* [Records for this task]:
--*--

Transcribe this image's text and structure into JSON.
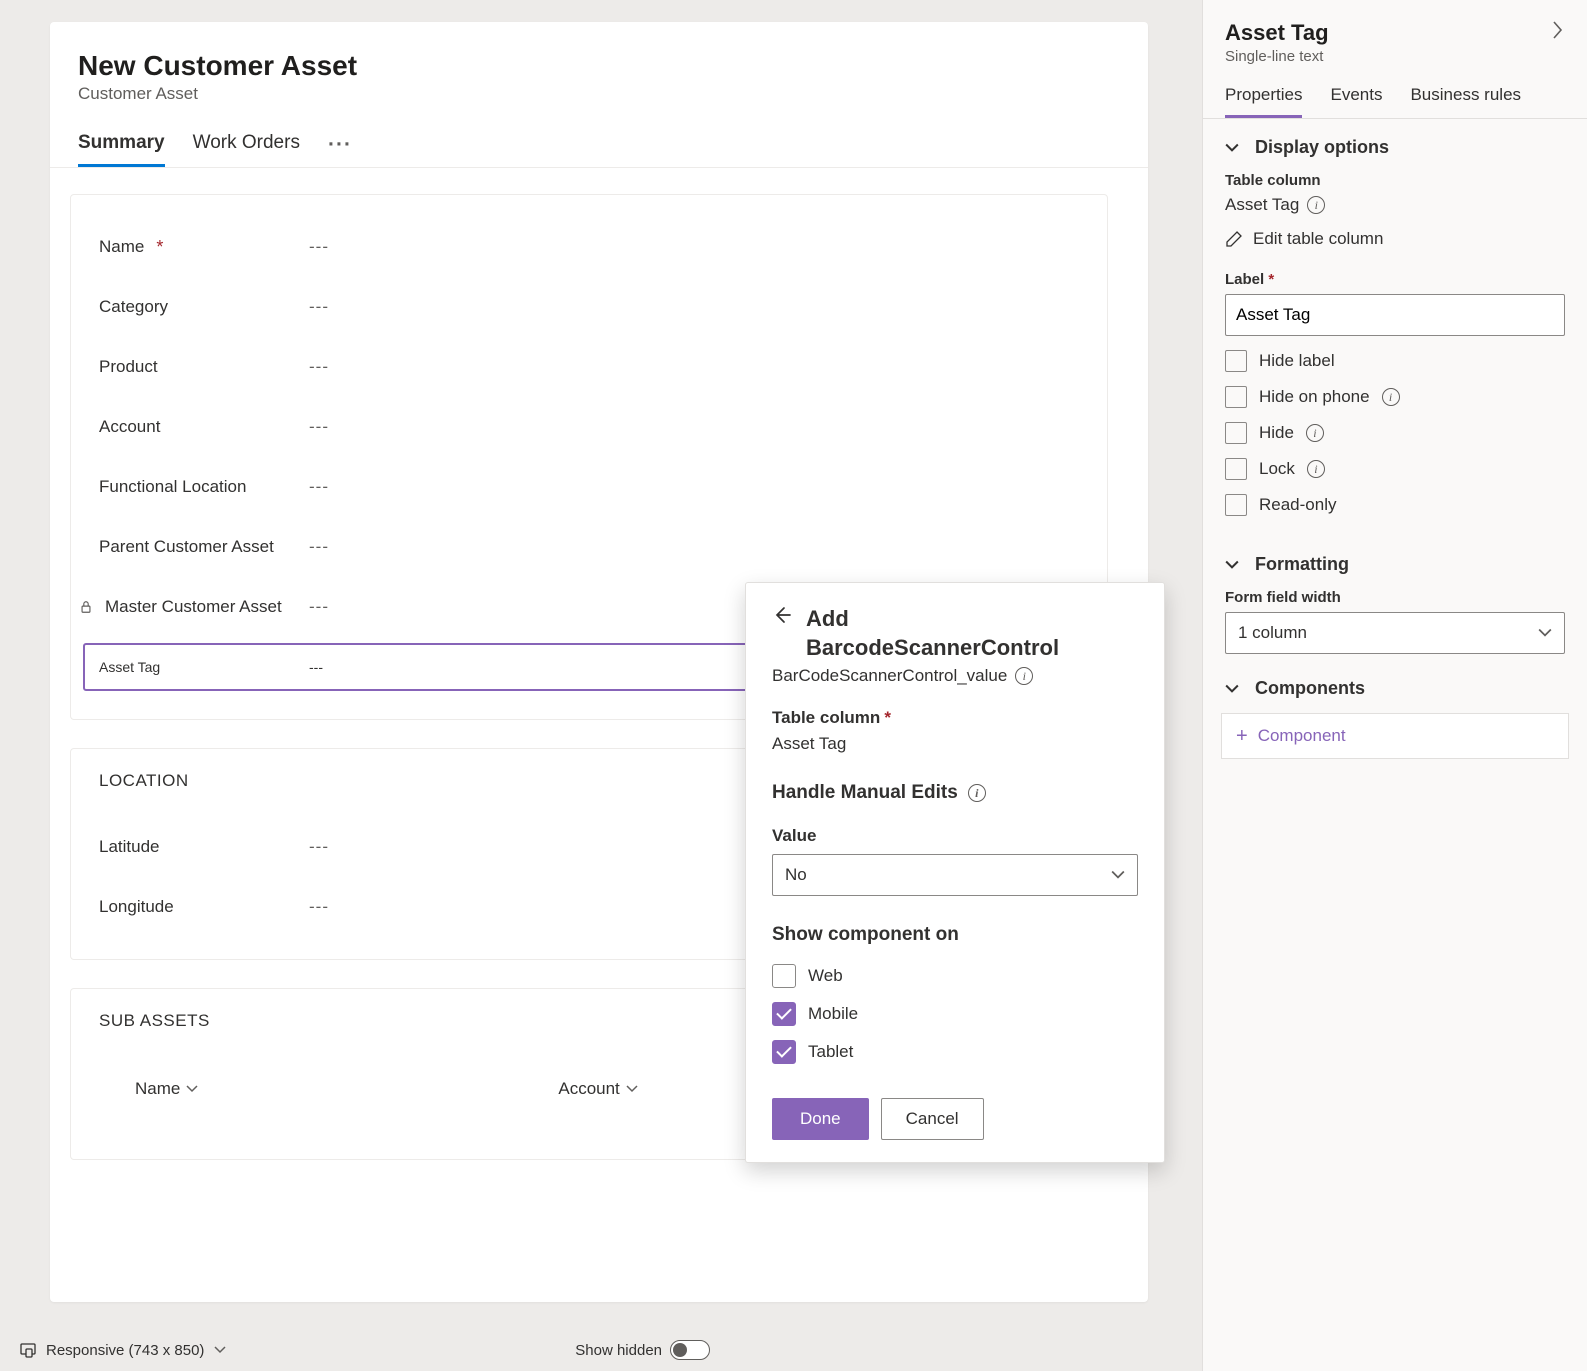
{
  "form": {
    "title": "New Customer Asset",
    "subtitle": "Customer Asset",
    "tabs": [
      {
        "label": "Summary",
        "active": true
      },
      {
        "label": "Work Orders",
        "active": false
      }
    ],
    "sections": {
      "general": {
        "fields": [
          {
            "label": "Name",
            "required": true,
            "value": "---",
            "locked": false
          },
          {
            "label": "Category",
            "required": false,
            "value": "---",
            "locked": false
          },
          {
            "label": "Product",
            "required": false,
            "value": "---",
            "locked": false
          },
          {
            "label": "Account",
            "required": false,
            "value": "---",
            "locked": false
          },
          {
            "label": "Functional Location",
            "required": false,
            "value": "---",
            "locked": false
          },
          {
            "label": "Parent Customer Asset",
            "required": false,
            "value": "---",
            "locked": false
          },
          {
            "label": "Master Customer Asset",
            "required": false,
            "value": "---",
            "locked": true
          }
        ],
        "selectedField": {
          "label": "Asset Tag",
          "value": "---"
        }
      },
      "location": {
        "title": "LOCATION",
        "fields": [
          {
            "label": "Latitude",
            "value": "---"
          },
          {
            "label": "Longitude",
            "value": "---"
          }
        ]
      },
      "subassets": {
        "title": "SUB ASSETS",
        "columns": [
          "Name",
          "Account"
        ]
      }
    }
  },
  "flyout": {
    "title_prefix": "Add",
    "title_main": "BarcodeScannerControl",
    "subtitle": "BarCodeScannerControl_value",
    "table_column_label": "Table column",
    "table_column_value": "Asset Tag",
    "handle_label": "Handle Manual Edits",
    "value_label": "Value",
    "value_selected": "No",
    "show_on_label": "Show component on",
    "show_on": {
      "web": {
        "label": "Web",
        "checked": false
      },
      "mobile": {
        "label": "Mobile",
        "checked": true
      },
      "tablet": {
        "label": "Tablet",
        "checked": true
      }
    },
    "buttons": {
      "done": "Done",
      "cancel": "Cancel"
    }
  },
  "rightPanel": {
    "title": "Asset Tag",
    "subtitle": "Single-line text",
    "tabs": [
      "Properties",
      "Events",
      "Business rules"
    ],
    "displayOptions": {
      "heading": "Display options",
      "tableColLabel": "Table column",
      "tableColValue": "Asset Tag",
      "editLink": "Edit table column",
      "labelLabel": "Label",
      "labelValue": "Asset Tag",
      "checks": {
        "hideLabel": "Hide label",
        "hideOnPhone": "Hide on phone",
        "hide": "Hide",
        "lock": "Lock",
        "readOnly": "Read-only"
      }
    },
    "formatting": {
      "heading": "Formatting",
      "widthLabel": "Form field width",
      "widthValue": "1 column"
    },
    "components": {
      "heading": "Components",
      "addLabel": "Component"
    }
  },
  "bottomBar": {
    "responsive": "Responsive (743 x 850)",
    "showHidden": "Show hidden"
  }
}
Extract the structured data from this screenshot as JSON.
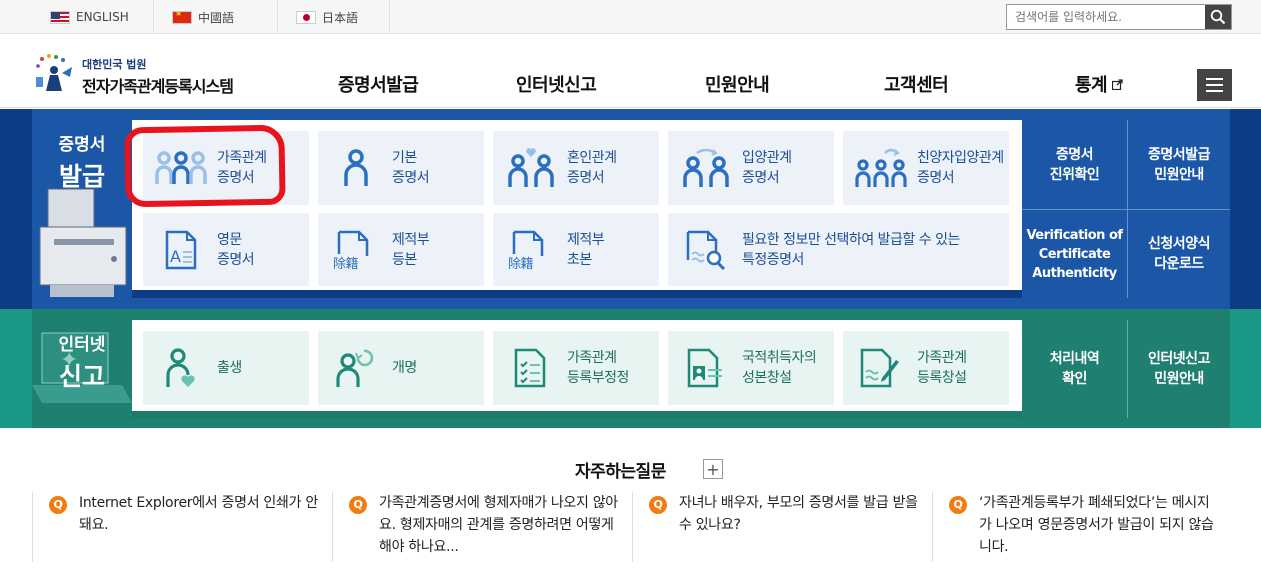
{
  "topbar": {
    "languages": [
      {
        "label": "ENGLISH",
        "flag": "us-flag-icon"
      },
      {
        "label": "中國語",
        "flag": "china-flag-icon"
      },
      {
        "label": "日本語",
        "flag": "japan-flag-icon"
      }
    ],
    "search_placeholder": "검색어를 입력하세요."
  },
  "logo": {
    "sub": "대한민국 법원",
    "main": "전자가족관계등록시스템"
  },
  "nav": [
    "증명서발급",
    "인터넷신고",
    "민원안내",
    "고객센터",
    "통계"
  ],
  "certificate": {
    "title_line1": "증명서",
    "title_line2": "발급",
    "tiles": [
      {
        "line1": "가족관계",
        "line2": "증명서"
      },
      {
        "line1": "기본",
        "line2": "증명서"
      },
      {
        "line1": "혼인관계",
        "line2": "증명서"
      },
      {
        "line1": "입양관계",
        "line2": "증명서"
      },
      {
        "line1": "친양자입양관계",
        "line2": "증명서"
      },
      {
        "line1": "영문",
        "line2": "증명서"
      },
      {
        "line1": "제적부",
        "line2": "등본"
      },
      {
        "line1": "제적부",
        "line2": "초본"
      },
      {
        "line1": "필요한 정보만 선택하여 발급할 수 있는",
        "line2": "특정증명서"
      }
    ],
    "side": [
      {
        "line1": "증명서",
        "line2": "진위확인"
      },
      {
        "line1": "증명서발급",
        "line2": "민원안내"
      },
      {
        "line1": "Verification of",
        "line2": "Certificate",
        "line3": "Authenticity"
      },
      {
        "line1": "신청서양식",
        "line2": "다운로드"
      }
    ],
    "icon_text": "除籍"
  },
  "report": {
    "title_line1": "인터넷",
    "title_line2": "신고",
    "tiles": [
      {
        "line1": "출생",
        "line2": ""
      },
      {
        "line1": "개명",
        "line2": ""
      },
      {
        "line1": "가족관계",
        "line2": "등록부정정"
      },
      {
        "line1": "국적취득자의",
        "line2": "성본창설"
      },
      {
        "line1": "가족관계",
        "line2": "등록창설"
      }
    ],
    "side": [
      {
        "line1": "처리내역",
        "line2": "확인"
      },
      {
        "line1": "인터넷신고",
        "line2": "민원안내"
      }
    ]
  },
  "faq": {
    "title": "자주하는질문",
    "plus": "+",
    "q_badge": "Q",
    "items": [
      {
        "text": "Internet Explorer에서 증명서 인쇄가 안돼요."
      },
      {
        "text": "가족관계증명서에 형제자매가 나오지 않아요. 형제자매의 관계를 증명하려면 어떻게 해야 하나요..."
      },
      {
        "text": "자녀나 배우자, 부모의 증명서를 발급 받을 수 있나요?"
      },
      {
        "text": "‘가족관계등록부가 폐쇄되었다’는 메시지가 나오며 영문증명서가 발급이 되지 않습니다."
      }
    ]
  },
  "colors": {
    "blue_dark": "#0b3c84",
    "blue": "#1b57a6",
    "green_dark": "#1f7f71",
    "green": "#1a9a86",
    "highlight": "#e8141d",
    "faq_badge": "#f07c13"
  }
}
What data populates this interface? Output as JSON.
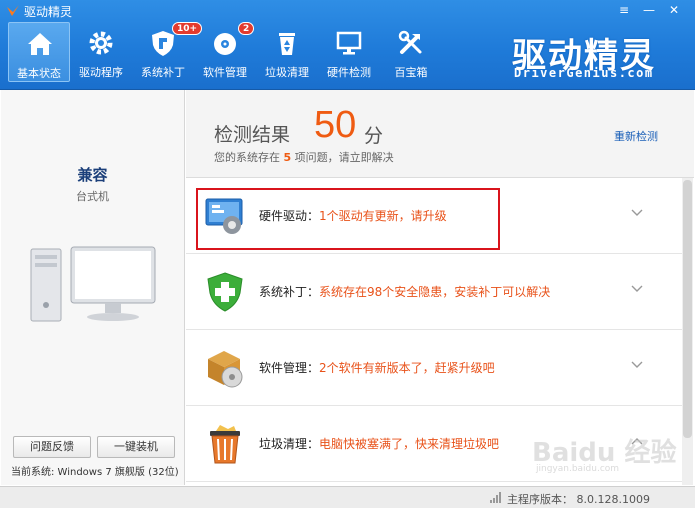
{
  "window": {
    "title": "驱动精灵",
    "menu_glyph": "≡",
    "minimize_glyph": "—",
    "close_glyph": "✕"
  },
  "nav": [
    {
      "label": "基本状态",
      "icon": "home-icon",
      "active": true
    },
    {
      "label": "驱动程序",
      "icon": "gear-icon"
    },
    {
      "label": "系统补丁",
      "icon": "shield-icon",
      "badge": "10+"
    },
    {
      "label": "软件管理",
      "icon": "disc-icon",
      "badge": "2"
    },
    {
      "label": "垃圾清理",
      "icon": "recycle-bin-icon"
    },
    {
      "label": "硬件检测",
      "icon": "monitor-icon"
    },
    {
      "label": "百宝箱",
      "icon": "tools-icon"
    }
  ],
  "brand": {
    "name": "驱动精灵",
    "url_text": "DriverGenius.com"
  },
  "left": {
    "compat": "兼容",
    "pc_type": "台式机",
    "feedback_label": "问题反馈",
    "install_label": "一键装机",
    "system_info": "当前系统:  Windows 7 旗舰版 (32位)"
  },
  "result": {
    "label": "检测结果",
    "score": "50",
    "unit": "分",
    "desc_prefix": "您的系统存在",
    "desc_count": "5",
    "desc_suffix": "项问题，请立即解决",
    "recheck": "重新检测"
  },
  "items": [
    {
      "name": "硬件驱动：",
      "desc": "1个驱动有更新，请升级",
      "icon": "hardware-driver-icon"
    },
    {
      "name": "系统补丁：",
      "desc": "系统存在98个安全隐患，安装补丁可以解决",
      "icon": "security-shield-plus-icon"
    },
    {
      "name": "软件管理：",
      "desc": "2个软件有新版本了，赶紧升级吧",
      "icon": "software-package-icon"
    },
    {
      "name": "垃圾清理：",
      "desc": "电脑快被塞满了，快来清理垃圾吧",
      "icon": "trash-bin-icon"
    }
  ],
  "status": {
    "version": "主程序版本： 8.0.128.1009"
  },
  "watermark": {
    "text": "Baidu 经验",
    "url": "jingyan.baidu.com"
  },
  "colors": {
    "toolbar": "#1f7bd9",
    "accent": "#ef5b12",
    "highlight": "#d9141c",
    "link": "#1a5fb8"
  }
}
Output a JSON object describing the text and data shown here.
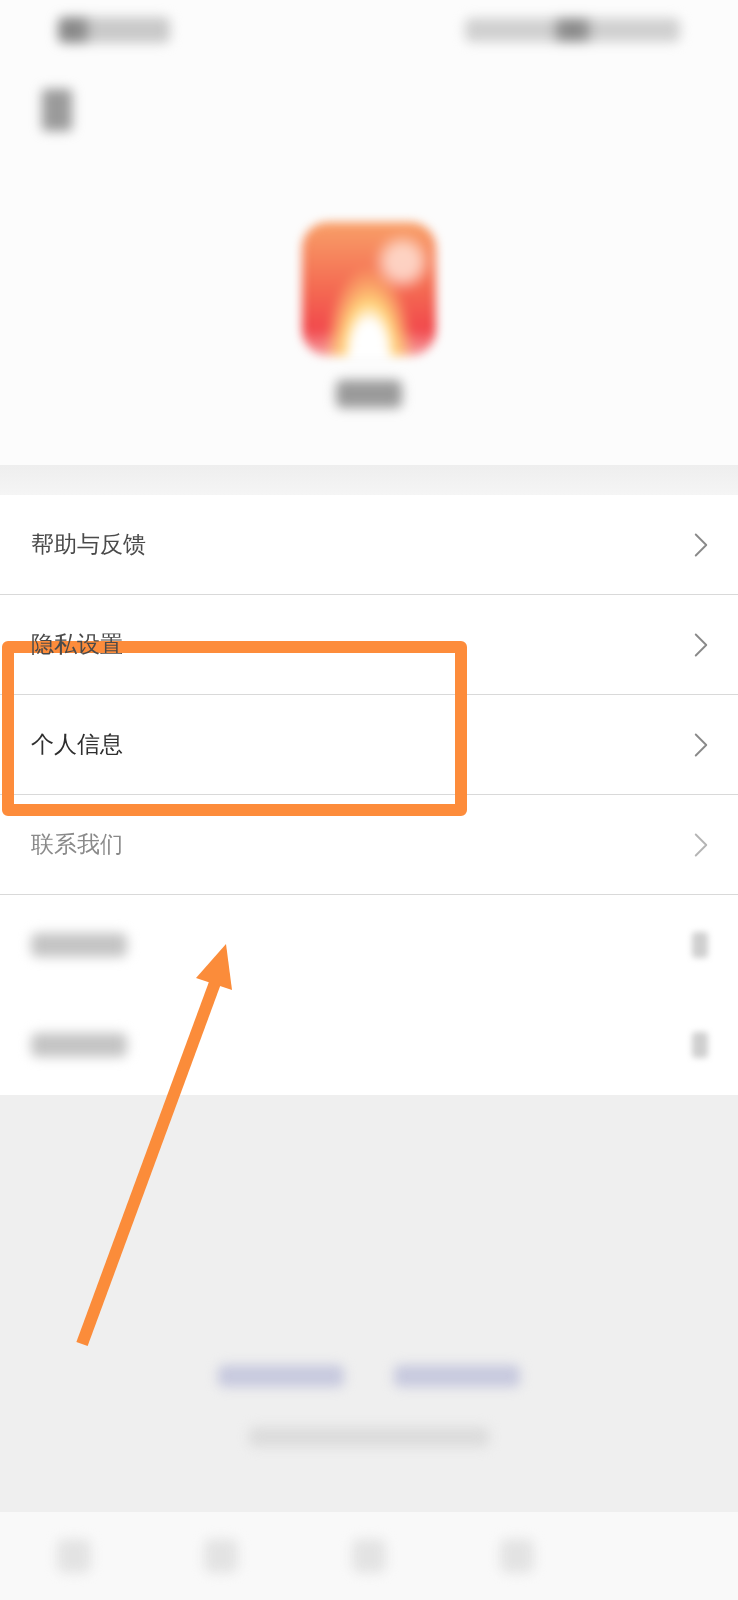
{
  "menu": {
    "items": [
      {
        "kind": "text",
        "label": "帮助与反馈",
        "dimmed": false
      },
      {
        "kind": "text",
        "label": "隐私设置",
        "dimmed": false
      },
      {
        "kind": "text",
        "label": "个人信息",
        "dimmed": false
      },
      {
        "kind": "text",
        "label": "联系我们",
        "dimmed": true
      },
      {
        "kind": "blurred",
        "dimmed": false
      },
      {
        "kind": "blurred",
        "dimmed": false
      }
    ]
  }
}
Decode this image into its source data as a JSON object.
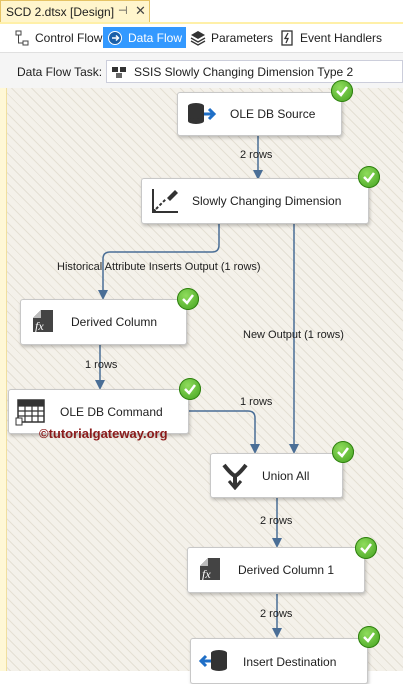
{
  "document_tab": {
    "title": "SCD 2.dtsx [Design]",
    "pin": "⊣",
    "close": "✕"
  },
  "toolbar": {
    "tabs": [
      {
        "label": "Control Flow",
        "icon": "control-flow-icon",
        "active": false
      },
      {
        "label": "Data Flow",
        "icon": "data-flow-icon",
        "active": true
      },
      {
        "label": "Parameters",
        "icon": "parameters-icon",
        "active": false
      },
      {
        "label": "Event Handlers",
        "icon": "event-handlers-icon",
        "active": false
      }
    ]
  },
  "task_bar": {
    "label": "Data Flow Task:",
    "selected": "SSIS Slowly Changing Dimension Type 2"
  },
  "components": {
    "ole_db_source": {
      "label": "OLE DB Source",
      "icon": "ole-db-source-icon",
      "status": "success"
    },
    "scd": {
      "label": "Slowly Changing Dimension",
      "icon": "scd-icon",
      "status": "success"
    },
    "derived_column": {
      "label": "Derived Column",
      "icon": "derived-column-icon",
      "status": "success"
    },
    "ole_db_command": {
      "label": "OLE DB Command",
      "icon": "ole-db-command-icon",
      "status": "success"
    },
    "union_all": {
      "label": "Union All",
      "icon": "union-all-icon",
      "status": "success"
    },
    "derived_column_1": {
      "label": "Derived Column 1",
      "icon": "derived-column-icon",
      "status": "success"
    },
    "insert_destination": {
      "label": "Insert Destination",
      "icon": "ole-db-destination-icon",
      "status": "success"
    }
  },
  "flows": {
    "src_to_scd": "2 rows",
    "historical": "Historical Attribute Inserts Output (1 rows)",
    "new_output": "New Output (1 rows)",
    "dc_to_cmd": "1 rows",
    "cmd_to_union": "1 rows",
    "union_to_dc1": "2 rows",
    "dc1_to_dest": "2 rows"
  },
  "watermark": "©tutorialgateway.org",
  "colors": {
    "active_tab": "#3399ff",
    "flow_line": "#4a6e96",
    "check": "#4caf20",
    "watermark": "#8b1a1a"
  }
}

--*--

* [Challenge]:
Determine the count of lines in the data above with the string "Slowly" in them, and give that count alone.

* [Task solution]:
2